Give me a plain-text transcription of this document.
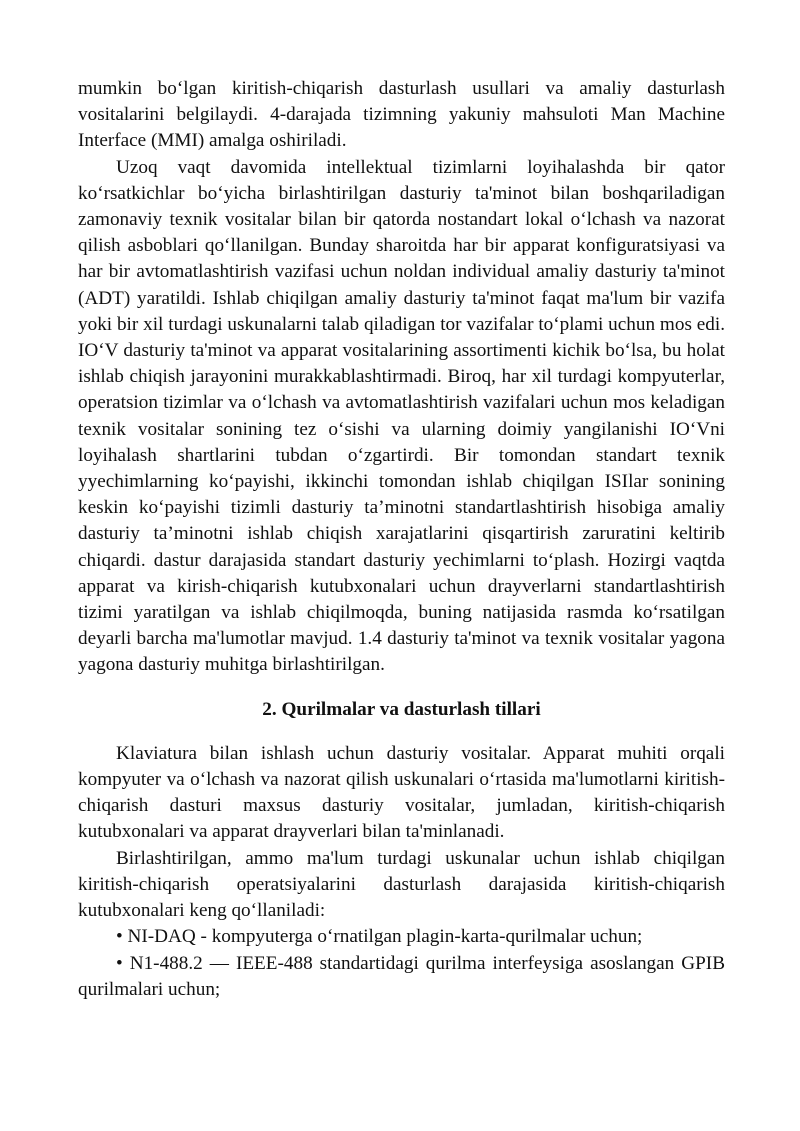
mumkin boʻlgan kiritish-chiqarish dasturlash usullari va amaliy dasturlash vositalarini belgilaydi. 4-darajada tizimning yakuniy mahsuloti Man Machine Interface (MMI) amalga oshiriladi.

Uzoq vaqt davomida intellektual tizimlarni loyihalashda bir qator koʻrsatkichlar boʻyicha birlashtirilgan dasturiy ta'minot bilan boshqariladigan zamonaviy texnik vositalar bilan bir qatorda nostandart lokal oʻlchash va nazorat qilish asboblari qoʻllanilgan. Bunday sharoitda har bir apparat konfiguratsiyasi va har bir avtomatlashtirish vazifasi uchun noldan individual amaliy dasturiy ta'minot (ADT) yaratildi. Ishlab chiqilgan amaliy dasturiy ta'minot faqat ma'lum bir vazifa yoki bir xil turdagi uskunalarni talab qiladigan tor vazifalar toʻplami uchun mos edi. IOʻV dasturiy ta'minot va apparat vositalarining assortimenti kichik boʻlsa, bu holat ishlab chiqish jarayonini murakkablashtirmadi. Biroq, har xil turdagi kompyuterlar, operatsion tizimlar va oʻlchash va avtomatlashtirish vazifalari uchun mos keladigan texnik vositalar sonining tez oʻsishi va ularning doimiy yangilanishi IOʻVni loyihalash shartlarini tubdan oʻzgartirdi. Bir tomondan standart texnik yyechimlarning koʻpayishi, ikkinchi tomondan ishlab chiqilgan ISIlar sonining keskin koʻpayishi tizimli dasturiy ta’minotni standartlashtirish hisobiga amaliy dasturiy ta’minotni ishlab chiqish xarajatlarini qisqartirish zaruratini keltirib chiqardi. dastur darajasida standart dasturiy yechimlarni toʻplash. Hozirgi vaqtda apparat va kirish-chiqarish kutubxonalari uchun drayverlarni standartlashtirish tizimi yaratilgan va ishlab chiqilmoqda, buning natijasida rasmda koʻrsatilgan deyarli barcha ma'lumotlar mavjud. 1.4 dasturiy ta'minot va texnik vositalar yagona yagona dasturiy muhitga birlashtirilgan.

2. Qurilmalar va dasturlash tillari

Klaviatura bilan ishlash uchun dasturiy vositalar. Apparat muhiti orqali kompyuter va oʻlchash va nazorat qilish uskunalari oʻrtasida ma'lumotlarni kiritish-chiqarish dasturi maxsus dasturiy vositalar, jumladan, kiritish-chiqarish kutubxonalari va apparat drayverlari bilan ta'minlanadi.

Birlashtirilgan, ammo ma'lum turdagi uskunalar uchun ishlab chiqilgan kiritish-chiqarish operatsiyalarini dasturlash darajasida kiritish-chiqarish kutubxonalari keng qoʻllaniladi:

• NI-DAQ - kompyuterga oʻrnatilgan plagin-karta-qurilmalar uchun;

• N1-488.2 — IEEE-488 standartidagi qurilma interfeysiga asoslangan GPIB qurilmalari uchun;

_Work to complete_.
Using the material above, return every line exactly as it appears, minus the pictures.

_Solved problem_.
Give me a plain-text transcription of this document.
mumkin boʻlgan kiritish-chiqarish dasturlash usullari va amaliy dasturlash vositalarini belgilaydi. 4-darajada tizimning yakuniy mahsuloti Man Machine Interface (MMI) amalga oshiriladi.

Uzoq vaqt davomida intellektual tizimlarni loyihalashda bir qator koʻrsatkichlar boʻyicha birlashtirilgan dasturiy ta'minot bilan boshqariladigan zamonaviy texnik vositalar bilan bir qatorda nostandart lokal oʻlchash va nazorat qilish asboblari qoʻllanilgan. Bunday sharoitda har bir apparat konfiguratsiyasi va har bir avtomatlashtirish vazifasi uchun noldan individual amaliy dasturiy ta'minot (ADT) yaratildi. Ishlab chiqilgan amaliy dasturiy ta'minot faqat ma'lum bir vazifa yoki bir xil turdagi uskunalarni talab qiladigan tor vazifalar toʻplami uchun mos edi. IOʻV dasturiy ta'minot va apparat vositalarining assortimenti kichik boʻlsa, bu holat ishlab chiqish jarayonini murakkablashtirmadi. Biroq, har xil turdagi kompyuterlar, operatsion tizimlar va oʻlchash va avtomatlashtirish vazifalari uchun mos keladigan texnik vositalar sonining tez oʻsishi va ularning doimiy yangilanishi IOʻVni loyihalash shartlarini tubdan oʻzgartirdi. Bir tomondan standart texnik yyechimlarning koʻpayishi, ikkinchi tomondan ishlab chiqilgan ISIlar sonining keskin koʻpayishi tizimli dasturiy ta’minotni standartlashtirish hisobiga amaliy dasturiy ta’minotni ishlab chiqish xarajatlarini qisqartirish zaruratini keltirib chiqardi. dastur darajasida standart dasturiy yechimlarni toʻplash. Hozirgi vaqtda apparat va kirish-chiqarish kutubxonalari uchun drayverlarni standartlashtirish tizimi yaratilgan va ishlab chiqilmoqda, buning natijasida rasmda koʻrsatilgan deyarli barcha ma'lumotlar mavjud. 1.4 dasturiy ta'minot va texnik vositalar yagona yagona dasturiy muhitga birlashtirilgan.

2. Qurilmalar va dasturlash tillari

Klaviatura bilan ishlash uchun dasturiy vositalar. Apparat muhiti orqali kompyuter va oʻlchash va nazorat qilish uskunalari oʻrtasida ma'lumotlarni kiritish-chiqarish dasturi maxsus dasturiy vositalar, jumladan, kiritish-chiqarish kutubxonalari va apparat drayverlari bilan ta'minlanadi.

Birlashtirilgan, ammo ma'lum turdagi uskunalar uchun ishlab chiqilgan kiritish-chiqarish operatsiyalarini dasturlash darajasida kiritish-chiqarish kutubxonalari keng qoʻllaniladi:

• NI-DAQ - kompyuterga oʻrnatilgan plagin-karta-qurilmalar uchun;

• N1-488.2 — IEEE-488 standartidagi qurilma interfeysiga asoslangan GPIB qurilmalari uchun;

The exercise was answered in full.